[Start Records for the exercise]

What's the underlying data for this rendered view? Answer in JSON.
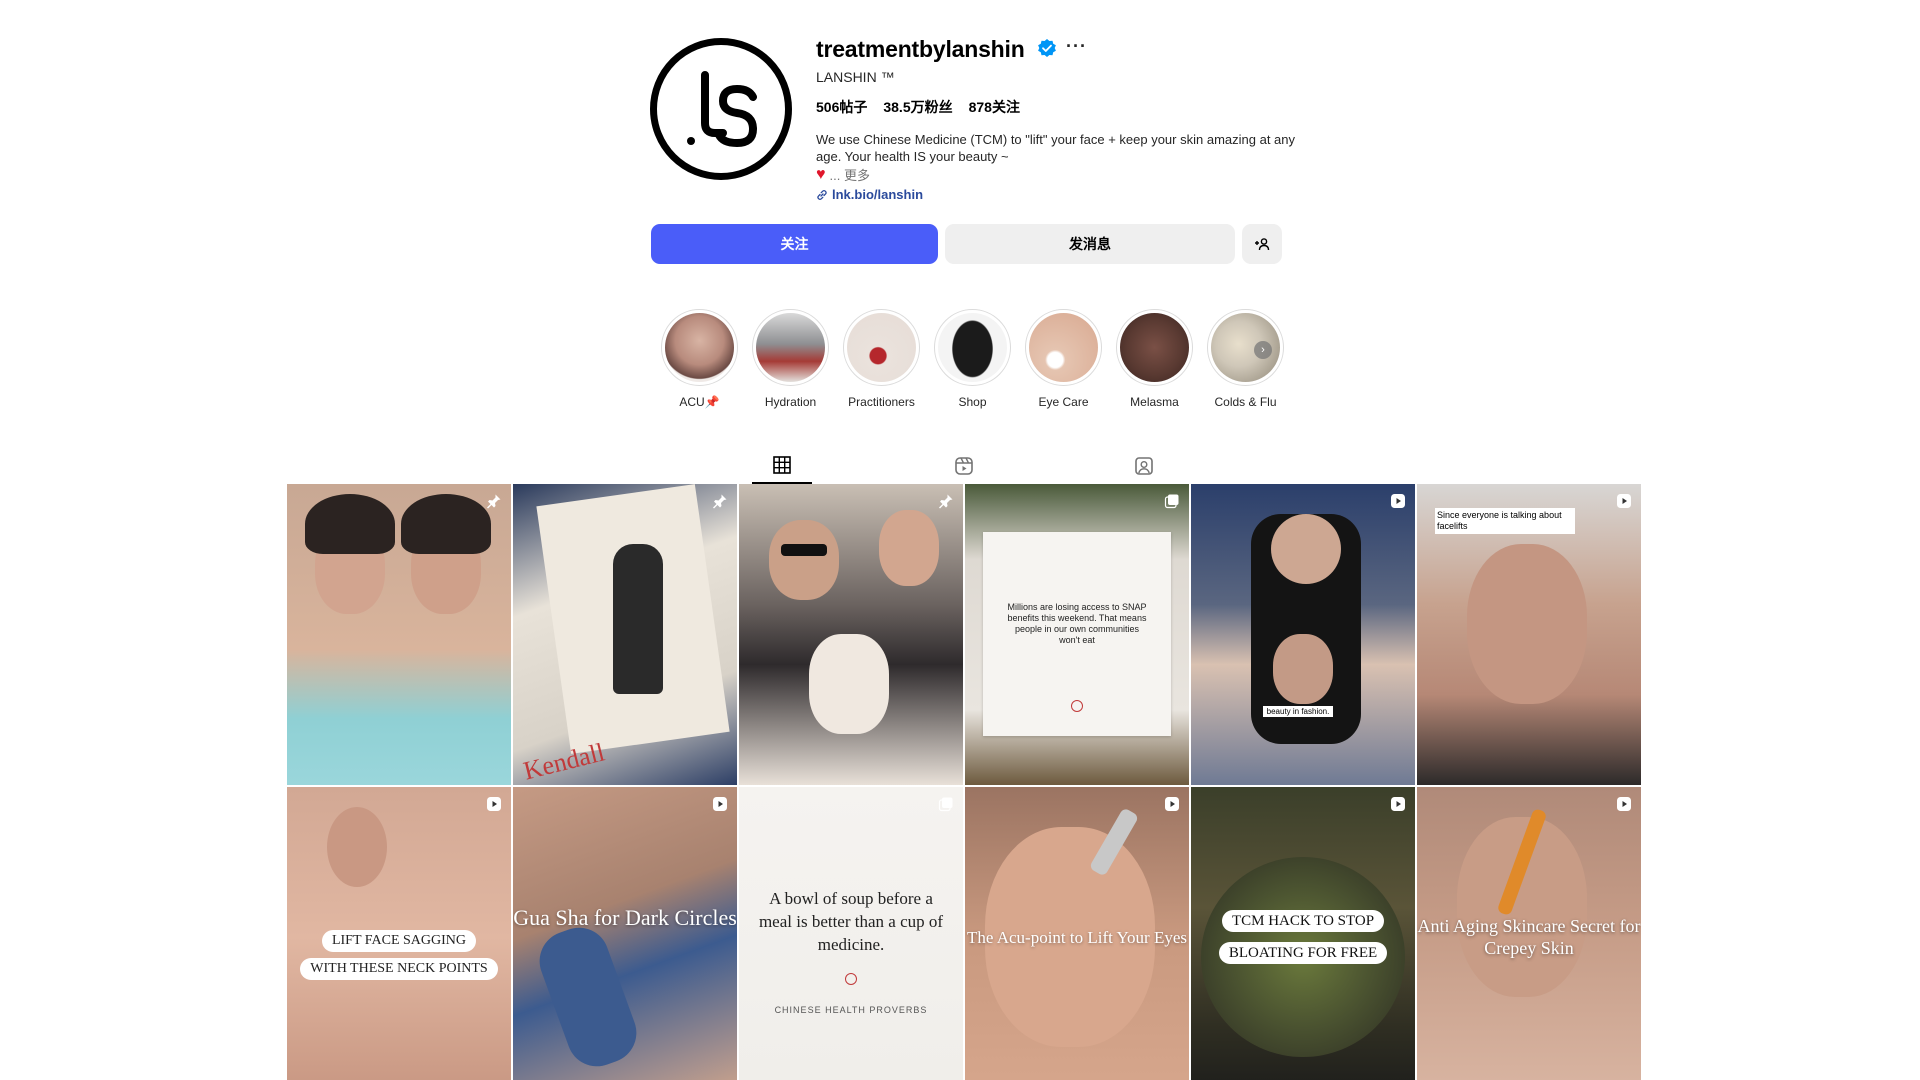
{
  "profile": {
    "username": "treatmentbylanshin",
    "full_name": "LANSHIN ™",
    "more_icon": "ellipsis-icon",
    "verified_icon": "verified-badge-icon",
    "stats": {
      "posts": "506帖子",
      "followers": "38.5万粉丝",
      "following": "878关注"
    },
    "bio": "We use Chinese Medicine (TCM) to \"lift\" your face + keep your skin amazing at any age. Your health IS your beauty ~",
    "more_label": "... 更多",
    "link_text": "lnk.bio/lanshin"
  },
  "actions": {
    "follow_label": "关注",
    "message_label": "发消息",
    "suggest_icon": "add-person-icon"
  },
  "highlights": [
    {
      "label": "ACU📌",
      "color": "#c9a99a"
    },
    {
      "label": "Hydration",
      "color": "#8e8f92"
    },
    {
      "label": "Practitioners",
      "color": "#e6dcd6"
    },
    {
      "label": "Shop",
      "color": "#f4f4f4"
    },
    {
      "label": "Eye Care",
      "color": "#e5c4b0"
    },
    {
      "label": "Melasma",
      "color": "#5a3a32"
    },
    {
      "label": "Colds & Flu",
      "color": "#cfc7b8"
    }
  ],
  "tabs": [
    "grid-icon",
    "reels-icon",
    "tagged-icon"
  ],
  "posts": [
    {
      "text": "",
      "badge": "pin-icon",
      "bg": "linear-gradient(180deg,#c8a894 0%,#d9b49c 55%,#8fd0d4 78%,#9ad6db 100%)"
    },
    {
      "text": "Kendall",
      "badge": "pin-icon",
      "bg": "linear-gradient(160deg,#2a3a5c 0%,#e8e2d8 35%,#d8d2c8 70%,#2d3f66 100%)"
    },
    {
      "text": "",
      "badge": "pin-icon",
      "bg": "linear-gradient(180deg,#c9bfb4 0%,#6b6360 40%,#2e2a2c 60%,#e8e0d8 100%)"
    },
    {
      "text": "Millions are losing access to SNAP benefits this weekend. That means people in our own communities won't eat",
      "badge": "carousel-icon",
      "bg": "linear-gradient(180deg,#4a5a3a 0%,#ded9d2 25%,#e9e5df 75%,#6d5a3e 100%)"
    },
    {
      "text": "beauty in fashion.",
      "badge": "reel-icon",
      "bg": "linear-gradient(180deg,#2b3f6b 0%,#5a6680 40%,#d9c1b1 60%,#6f7a94 100%)"
    },
    {
      "text": "Since everyone is talking about facelifts",
      "badge": "reel-icon",
      "bg": "linear-gradient(180deg,#d8d6d4 0%,#c7a28e 40%,#b68876 70%,#2d2a2a 100%)"
    },
    {
      "text": "LIFT FACE SAGGING WITH THESE NECK POINTS",
      "badge": "reel-icon",
      "bg": "linear-gradient(180deg,#d2a894 0%,#e1b7a2 50%,#c99883 100%)"
    },
    {
      "text": "Gua Sha for Dark Circles",
      "badge": "reel-icon",
      "bg": "linear-gradient(160deg,#c59a84 0%,#a8826f 40%,#3c5b8f 60%,#c8a28d 100%)"
    },
    {
      "text": "A bowl of soup before a meal is better than a cup of medicine.",
      "caption": "CHINESE HEALTH PROVERBS",
      "badge": "carousel-icon",
      "bg": "linear-gradient(180deg,#f5f3f0 0%,#f0eeea 100%)"
    },
    {
      "text": "The Acu-point to Lift Your Eyes",
      "badge": "reel-icon",
      "bg": "linear-gradient(180deg,#9b7462 0%,#c9997f 50%,#d6a68c 100%)"
    },
    {
      "text": "TCM HACK TO STOP BLOATING FOR FREE",
      "badge": "reel-icon",
      "bg": "linear-gradient(180deg,#3b3f2a 0%,#5a5438 40%,#2f2e22 80%,#1f1f1c 100%)"
    },
    {
      "text": "Anti Aging Skincare Secret for Crepey Skin",
      "badge": "reel-icon",
      "bg": "linear-gradient(180deg,#b08a79 0%,#c59b86 45%,#d8b4a1 100%)"
    }
  ]
}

[End Records for the exercise]

--- Stated goal ---
Copy every line of the listing that includes the string "beauty".

--- Solution to this problem ---
    "bio": "We use Chinese Medicine (TCM) to \"lift\" your face + keep your skin amazing at any age. Your health IS your beauty ~",
      "text": "beauty in fashion.",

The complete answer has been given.